• _Цитируемый отрывок_:
·····
3
Он потерял популярность.
Он потерял надежду на реализацию своего историко-государственного плана. Он потерял веру в друзей.
Он потерял веру в возможность создания прочного дома.
Ему оставалось – понимание и признание в будущем, а в настоящем – самоуважение, т. е. незапятнанная честь. Честь, понимаемая широко. Его честь как подлинного русского дворянина. Его честь как подлинного русского литератора. Его честь как человека долга.
Он много думал об этом в тридцатые годы – о чести и долге. "Береги честь смолоду". Он писал в одной из статей 1836 года:
"Независимость и самоуважение одни могут нас возвысить над мелочами жизни и бурями судьбы".
В том же году он начал перекладывать в стихи эпизод из книги Потоцкого "Рукопись, найденная в Сарагосе".
Альфонс садится на коня;
Ему хозяин держит стремя.
"Сеньор, послушайте меня:
Пускаться в путь теперь не время,
В горах опасно, ночь близка,
Другая вента далека…"
– "Мне путешествие привычно
И днем и ночью – был бы путь, –
Тот отвечает, – неприлично
Бояться мне чего-нибудь.
Я дворянин, – ни чорт, ни воры
Не могут удержать меня,
Когда спешу на службу я".
И дон Альфонс коню дал шпоры,
И едет рысью. Перед ним
Одна идет дорога в горы
Ущельем тесным и глухим.
Вот выезжает он в долину;
Какую ж видит он картину?
Кругом пустыня, дичь и голь,
А в стороне торчит глаголь,
И на глаголе том два тела
Висят. Закаркав, отлетела
Ватага черная ворон,
Лишь только к ним подъехал он.
·····
• _Задания_:
a) Ответьте по отрывку на вопросы:
(i) В статье какого года он написал о независимости и самоуважении?
(ii) Из какой книги он начал перекладывать в стихи эпизод?
(iii) Кто держит стремя Альфонсу?
b) Замените в отрывке «хозяин» на «слуга» и приведите всё, начиная с «Он много думал» и вплоть до «Бояться мне чего-нибудь.».
Записи взяты из другого источника.

• _Предоставленные данные_:
·····
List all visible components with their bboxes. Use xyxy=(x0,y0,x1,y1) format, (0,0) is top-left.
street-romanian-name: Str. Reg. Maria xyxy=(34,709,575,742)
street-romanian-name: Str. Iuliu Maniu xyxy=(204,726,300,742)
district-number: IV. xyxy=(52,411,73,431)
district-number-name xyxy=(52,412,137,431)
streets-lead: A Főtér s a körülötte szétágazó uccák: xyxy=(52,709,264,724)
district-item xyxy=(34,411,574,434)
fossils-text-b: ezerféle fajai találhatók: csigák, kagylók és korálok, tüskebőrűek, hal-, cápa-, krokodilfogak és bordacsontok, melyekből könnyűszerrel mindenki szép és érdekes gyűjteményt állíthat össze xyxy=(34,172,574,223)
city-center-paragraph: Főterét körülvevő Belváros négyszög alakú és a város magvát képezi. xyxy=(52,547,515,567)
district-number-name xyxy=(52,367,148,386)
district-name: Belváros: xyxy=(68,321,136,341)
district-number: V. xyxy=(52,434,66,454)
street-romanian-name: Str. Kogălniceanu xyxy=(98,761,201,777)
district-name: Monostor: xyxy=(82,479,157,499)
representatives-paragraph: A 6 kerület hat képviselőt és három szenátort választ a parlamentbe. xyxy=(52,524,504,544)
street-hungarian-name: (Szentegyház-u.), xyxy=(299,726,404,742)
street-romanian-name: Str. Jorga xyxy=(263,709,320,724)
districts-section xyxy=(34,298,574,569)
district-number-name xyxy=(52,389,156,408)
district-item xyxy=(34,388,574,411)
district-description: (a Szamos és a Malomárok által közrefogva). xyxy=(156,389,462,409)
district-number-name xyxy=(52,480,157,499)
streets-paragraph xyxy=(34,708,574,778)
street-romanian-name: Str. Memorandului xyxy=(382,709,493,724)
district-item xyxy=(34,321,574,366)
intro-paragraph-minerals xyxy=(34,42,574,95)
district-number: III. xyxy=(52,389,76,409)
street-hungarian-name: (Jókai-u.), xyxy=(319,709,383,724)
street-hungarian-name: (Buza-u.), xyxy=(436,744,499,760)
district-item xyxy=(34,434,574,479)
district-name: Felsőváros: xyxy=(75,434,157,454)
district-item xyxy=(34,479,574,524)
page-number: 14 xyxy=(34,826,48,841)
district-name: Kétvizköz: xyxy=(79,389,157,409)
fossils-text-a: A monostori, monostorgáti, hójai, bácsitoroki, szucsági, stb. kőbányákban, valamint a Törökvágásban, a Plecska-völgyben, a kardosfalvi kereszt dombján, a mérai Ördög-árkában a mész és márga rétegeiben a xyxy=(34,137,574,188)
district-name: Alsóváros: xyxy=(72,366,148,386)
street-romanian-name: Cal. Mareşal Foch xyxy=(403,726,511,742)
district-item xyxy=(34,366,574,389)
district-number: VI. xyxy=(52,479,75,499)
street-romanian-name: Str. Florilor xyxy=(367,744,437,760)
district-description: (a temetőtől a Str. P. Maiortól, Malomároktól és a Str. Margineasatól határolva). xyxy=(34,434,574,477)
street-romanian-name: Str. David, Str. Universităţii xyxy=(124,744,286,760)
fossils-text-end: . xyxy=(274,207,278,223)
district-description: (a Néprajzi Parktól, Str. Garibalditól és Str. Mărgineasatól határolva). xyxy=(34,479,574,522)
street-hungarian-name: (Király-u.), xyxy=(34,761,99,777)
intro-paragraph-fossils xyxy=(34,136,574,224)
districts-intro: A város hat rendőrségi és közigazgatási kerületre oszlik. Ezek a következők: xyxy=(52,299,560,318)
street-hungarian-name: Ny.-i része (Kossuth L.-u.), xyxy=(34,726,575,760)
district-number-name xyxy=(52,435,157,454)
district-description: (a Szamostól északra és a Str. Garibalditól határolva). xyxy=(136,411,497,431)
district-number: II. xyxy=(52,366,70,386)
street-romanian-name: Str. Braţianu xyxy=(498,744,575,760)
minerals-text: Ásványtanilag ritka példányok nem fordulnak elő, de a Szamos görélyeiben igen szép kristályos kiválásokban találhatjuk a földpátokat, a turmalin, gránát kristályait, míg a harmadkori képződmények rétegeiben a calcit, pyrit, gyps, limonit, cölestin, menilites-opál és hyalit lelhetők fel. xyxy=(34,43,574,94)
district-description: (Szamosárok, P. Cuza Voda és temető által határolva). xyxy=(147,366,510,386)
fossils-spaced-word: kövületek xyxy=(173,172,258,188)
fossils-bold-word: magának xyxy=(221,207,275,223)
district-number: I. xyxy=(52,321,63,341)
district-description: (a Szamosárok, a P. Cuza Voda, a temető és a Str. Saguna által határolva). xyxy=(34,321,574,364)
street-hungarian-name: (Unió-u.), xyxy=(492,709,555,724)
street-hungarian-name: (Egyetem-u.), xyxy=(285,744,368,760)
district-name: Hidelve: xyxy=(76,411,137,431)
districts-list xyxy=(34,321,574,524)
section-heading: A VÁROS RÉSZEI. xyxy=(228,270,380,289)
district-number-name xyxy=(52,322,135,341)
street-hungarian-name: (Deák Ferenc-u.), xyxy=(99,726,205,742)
·····
• _Ответы по заданиям_:
a)
(i) 1836 года.
(ii) Из книги Потоцкого «Рукопись, найденная в Сарагосе».
(iii) Хозяин.

b)
Он много думал об этом в тридцатые годы – о чести и долге. "Береги честь смолоду". Он писал в одной из статей 1836 года:
"Независимость и самоуважение одни могут нас возвысить над мелочами жизни и бурями судьбы".
В том же году он начал перекладывать в стихи эпизод из книги Потоцкого "Рукопись, найденная в Сарагосе".
Альфонс садится на коня;
Ему слуга держит стремя.
"Сеньор, послушайте меня:
Пускаться в путь теперь не время,
В горах опасно, ночь близка,
Другая вента далека…"
– "Мне путешествие привычно
И днем и ночью – был бы путь, –
Тот отвечает, – неприлично
Бояться мне чего-нибудь.